## [STATED TASK]
Return, word for word, every line that follows.

begin GIVEN RECORDS

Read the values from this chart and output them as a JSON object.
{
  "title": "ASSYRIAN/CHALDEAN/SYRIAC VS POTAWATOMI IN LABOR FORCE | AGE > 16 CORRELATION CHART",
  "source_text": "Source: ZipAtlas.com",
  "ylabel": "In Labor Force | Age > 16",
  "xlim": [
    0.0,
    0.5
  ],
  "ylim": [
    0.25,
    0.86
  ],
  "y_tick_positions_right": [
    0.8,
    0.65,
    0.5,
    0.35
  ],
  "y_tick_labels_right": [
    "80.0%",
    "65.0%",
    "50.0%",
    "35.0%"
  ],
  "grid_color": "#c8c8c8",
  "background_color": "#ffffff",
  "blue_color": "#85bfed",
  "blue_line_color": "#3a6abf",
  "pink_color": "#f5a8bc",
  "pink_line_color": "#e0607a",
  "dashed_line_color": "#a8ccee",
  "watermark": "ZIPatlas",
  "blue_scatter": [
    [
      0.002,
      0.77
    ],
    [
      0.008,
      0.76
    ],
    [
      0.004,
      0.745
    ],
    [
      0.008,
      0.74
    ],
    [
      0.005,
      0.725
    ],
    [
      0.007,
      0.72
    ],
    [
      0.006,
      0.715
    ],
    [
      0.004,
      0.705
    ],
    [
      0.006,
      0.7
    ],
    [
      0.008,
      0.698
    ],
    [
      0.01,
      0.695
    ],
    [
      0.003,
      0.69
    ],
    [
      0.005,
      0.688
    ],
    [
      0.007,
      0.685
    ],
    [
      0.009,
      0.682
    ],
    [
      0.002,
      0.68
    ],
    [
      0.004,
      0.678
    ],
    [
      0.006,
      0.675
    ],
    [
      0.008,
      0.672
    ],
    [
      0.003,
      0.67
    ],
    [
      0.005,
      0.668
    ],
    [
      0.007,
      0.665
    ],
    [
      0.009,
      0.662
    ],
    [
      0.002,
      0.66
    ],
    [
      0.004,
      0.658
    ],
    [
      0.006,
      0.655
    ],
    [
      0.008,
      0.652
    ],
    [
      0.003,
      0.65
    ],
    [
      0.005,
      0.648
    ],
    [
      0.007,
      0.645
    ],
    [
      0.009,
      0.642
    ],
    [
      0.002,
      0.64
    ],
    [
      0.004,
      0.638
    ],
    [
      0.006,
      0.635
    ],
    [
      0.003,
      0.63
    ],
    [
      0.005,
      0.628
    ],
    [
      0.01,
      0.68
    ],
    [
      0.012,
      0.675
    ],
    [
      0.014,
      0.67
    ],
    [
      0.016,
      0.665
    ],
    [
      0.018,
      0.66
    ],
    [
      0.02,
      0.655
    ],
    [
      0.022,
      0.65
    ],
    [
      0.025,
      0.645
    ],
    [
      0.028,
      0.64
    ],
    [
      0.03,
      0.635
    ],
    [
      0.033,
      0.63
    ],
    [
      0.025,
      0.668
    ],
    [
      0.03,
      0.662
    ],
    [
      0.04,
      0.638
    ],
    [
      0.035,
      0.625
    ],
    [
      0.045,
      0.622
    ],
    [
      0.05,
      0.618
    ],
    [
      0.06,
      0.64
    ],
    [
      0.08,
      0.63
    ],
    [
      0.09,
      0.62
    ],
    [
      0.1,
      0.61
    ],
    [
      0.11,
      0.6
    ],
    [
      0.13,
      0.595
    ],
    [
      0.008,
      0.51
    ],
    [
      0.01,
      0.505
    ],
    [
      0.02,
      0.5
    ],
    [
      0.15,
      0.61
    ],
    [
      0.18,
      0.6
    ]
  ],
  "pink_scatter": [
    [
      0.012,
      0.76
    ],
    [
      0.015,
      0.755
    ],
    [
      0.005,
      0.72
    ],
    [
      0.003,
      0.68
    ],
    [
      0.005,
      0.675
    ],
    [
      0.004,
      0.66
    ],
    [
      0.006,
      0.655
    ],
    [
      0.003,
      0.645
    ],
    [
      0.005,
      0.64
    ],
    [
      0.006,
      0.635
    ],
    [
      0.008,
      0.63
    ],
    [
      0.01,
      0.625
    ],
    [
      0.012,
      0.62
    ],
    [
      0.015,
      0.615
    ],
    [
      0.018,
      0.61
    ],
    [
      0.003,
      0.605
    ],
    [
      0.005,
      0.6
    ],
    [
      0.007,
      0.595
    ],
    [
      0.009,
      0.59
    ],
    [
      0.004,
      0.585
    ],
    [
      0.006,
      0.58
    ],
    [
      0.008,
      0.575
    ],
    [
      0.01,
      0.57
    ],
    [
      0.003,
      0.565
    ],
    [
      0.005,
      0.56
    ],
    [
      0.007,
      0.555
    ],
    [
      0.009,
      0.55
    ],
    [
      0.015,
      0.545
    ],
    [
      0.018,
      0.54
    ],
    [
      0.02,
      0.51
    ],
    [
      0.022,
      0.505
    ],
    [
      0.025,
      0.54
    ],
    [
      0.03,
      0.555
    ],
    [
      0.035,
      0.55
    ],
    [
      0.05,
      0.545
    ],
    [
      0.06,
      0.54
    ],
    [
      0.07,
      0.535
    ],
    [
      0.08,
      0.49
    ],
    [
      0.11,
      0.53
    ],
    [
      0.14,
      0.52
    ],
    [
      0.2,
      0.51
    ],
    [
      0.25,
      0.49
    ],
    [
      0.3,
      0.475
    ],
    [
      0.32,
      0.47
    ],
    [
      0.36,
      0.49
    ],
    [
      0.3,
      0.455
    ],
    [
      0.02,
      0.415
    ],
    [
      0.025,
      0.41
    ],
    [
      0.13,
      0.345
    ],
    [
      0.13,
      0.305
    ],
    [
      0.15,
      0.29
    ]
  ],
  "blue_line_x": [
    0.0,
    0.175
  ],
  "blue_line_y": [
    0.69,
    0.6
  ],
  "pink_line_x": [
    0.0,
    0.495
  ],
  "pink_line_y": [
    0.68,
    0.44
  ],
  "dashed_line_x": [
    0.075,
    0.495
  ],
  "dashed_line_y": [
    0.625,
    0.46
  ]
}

end GIVEN RECORDS

## [SOLUTION FOR THIS PROBLEM]
Read the values from this chart and output them as a JSON object.
{
  "title": "ASSYRIAN/CHALDEAN/SYRIAC VS POTAWATOMI IN LABOR FORCE | AGE > 16 CORRELATION CHART",
  "source_text": "Source: ZipAtlas.com",
  "ylabel": "In Labor Force | Age > 16",
  "xlim": [
    0.0,
    0.5
  ],
  "ylim": [
    0.25,
    0.86
  ],
  "y_tick_positions_right": [
    0.8,
    0.65,
    0.5,
    0.35
  ],
  "y_tick_labels_right": [
    "80.0%",
    "65.0%",
    "50.0%",
    "35.0%"
  ],
  "grid_color": "#c8c8c8",
  "background_color": "#ffffff",
  "blue_color": "#85bfed",
  "blue_line_color": "#3a6abf",
  "pink_color": "#f5a8bc",
  "pink_line_color": "#e0607a",
  "dashed_line_color": "#a8ccee",
  "watermark": "ZIPatlas",
  "blue_scatter": [
    [
      0.002,
      0.77
    ],
    [
      0.008,
      0.76
    ],
    [
      0.004,
      0.745
    ],
    [
      0.008,
      0.74
    ],
    [
      0.005,
      0.725
    ],
    [
      0.007,
      0.72
    ],
    [
      0.006,
      0.715
    ],
    [
      0.004,
      0.705
    ],
    [
      0.006,
      0.7
    ],
    [
      0.008,
      0.698
    ],
    [
      0.01,
      0.695
    ],
    [
      0.003,
      0.69
    ],
    [
      0.005,
      0.688
    ],
    [
      0.007,
      0.685
    ],
    [
      0.009,
      0.682
    ],
    [
      0.002,
      0.68
    ],
    [
      0.004,
      0.678
    ],
    [
      0.006,
      0.675
    ],
    [
      0.008,
      0.672
    ],
    [
      0.003,
      0.67
    ],
    [
      0.005,
      0.668
    ],
    [
      0.007,
      0.665
    ],
    [
      0.009,
      0.662
    ],
    [
      0.002,
      0.66
    ],
    [
      0.004,
      0.658
    ],
    [
      0.006,
      0.655
    ],
    [
      0.008,
      0.652
    ],
    [
      0.003,
      0.65
    ],
    [
      0.005,
      0.648
    ],
    [
      0.007,
      0.645
    ],
    [
      0.009,
      0.642
    ],
    [
      0.002,
      0.64
    ],
    [
      0.004,
      0.638
    ],
    [
      0.006,
      0.635
    ],
    [
      0.003,
      0.63
    ],
    [
      0.005,
      0.628
    ],
    [
      0.01,
      0.68
    ],
    [
      0.012,
      0.675
    ],
    [
      0.014,
      0.67
    ],
    [
      0.016,
      0.665
    ],
    [
      0.018,
      0.66
    ],
    [
      0.02,
      0.655
    ],
    [
      0.022,
      0.65
    ],
    [
      0.025,
      0.645
    ],
    [
      0.028,
      0.64
    ],
    [
      0.03,
      0.635
    ],
    [
      0.033,
      0.63
    ],
    [
      0.025,
      0.668
    ],
    [
      0.03,
      0.662
    ],
    [
      0.04,
      0.638
    ],
    [
      0.035,
      0.625
    ],
    [
      0.045,
      0.622
    ],
    [
      0.05,
      0.618
    ],
    [
      0.06,
      0.64
    ],
    [
      0.08,
      0.63
    ],
    [
      0.09,
      0.62
    ],
    [
      0.1,
      0.61
    ],
    [
      0.11,
      0.6
    ],
    [
      0.13,
      0.595
    ],
    [
      0.008,
      0.51
    ],
    [
      0.01,
      0.505
    ],
    [
      0.02,
      0.5
    ],
    [
      0.15,
      0.61
    ],
    [
      0.18,
      0.6
    ]
  ],
  "pink_scatter": [
    [
      0.012,
      0.76
    ],
    [
      0.015,
      0.755
    ],
    [
      0.005,
      0.72
    ],
    [
      0.003,
      0.68
    ],
    [
      0.005,
      0.675
    ],
    [
      0.004,
      0.66
    ],
    [
      0.006,
      0.655
    ],
    [
      0.003,
      0.645
    ],
    [
      0.005,
      0.64
    ],
    [
      0.006,
      0.635
    ],
    [
      0.008,
      0.63
    ],
    [
      0.01,
      0.625
    ],
    [
      0.012,
      0.62
    ],
    [
      0.015,
      0.615
    ],
    [
      0.018,
      0.61
    ],
    [
      0.003,
      0.605
    ],
    [
      0.005,
      0.6
    ],
    [
      0.007,
      0.595
    ],
    [
      0.009,
      0.59
    ],
    [
      0.004,
      0.585
    ],
    [
      0.006,
      0.58
    ],
    [
      0.008,
      0.575
    ],
    [
      0.01,
      0.57
    ],
    [
      0.003,
      0.565
    ],
    [
      0.005,
      0.56
    ],
    [
      0.007,
      0.555
    ],
    [
      0.009,
      0.55
    ],
    [
      0.015,
      0.545
    ],
    [
      0.018,
      0.54
    ],
    [
      0.02,
      0.51
    ],
    [
      0.022,
      0.505
    ],
    [
      0.025,
      0.54
    ],
    [
      0.03,
      0.555
    ],
    [
      0.035,
      0.55
    ],
    [
      0.05,
      0.545
    ],
    [
      0.06,
      0.54
    ],
    [
      0.07,
      0.535
    ],
    [
      0.08,
      0.49
    ],
    [
      0.11,
      0.53
    ],
    [
      0.14,
      0.52
    ],
    [
      0.2,
      0.51
    ],
    [
      0.25,
      0.49
    ],
    [
      0.3,
      0.475
    ],
    [
      0.32,
      0.47
    ],
    [
      0.36,
      0.49
    ],
    [
      0.3,
      0.455
    ],
    [
      0.02,
      0.415
    ],
    [
      0.025,
      0.41
    ],
    [
      0.13,
      0.345
    ],
    [
      0.13,
      0.305
    ],
    [
      0.15,
      0.29
    ]
  ],
  "blue_line_x": [
    0.0,
    0.175
  ],
  "blue_line_y": [
    0.69,
    0.6
  ],
  "pink_line_x": [
    0.0,
    0.495
  ],
  "pink_line_y": [
    0.68,
    0.44
  ],
  "dashed_line_x": [
    0.075,
    0.495
  ],
  "dashed_line_y": [
    0.625,
    0.46
  ]
}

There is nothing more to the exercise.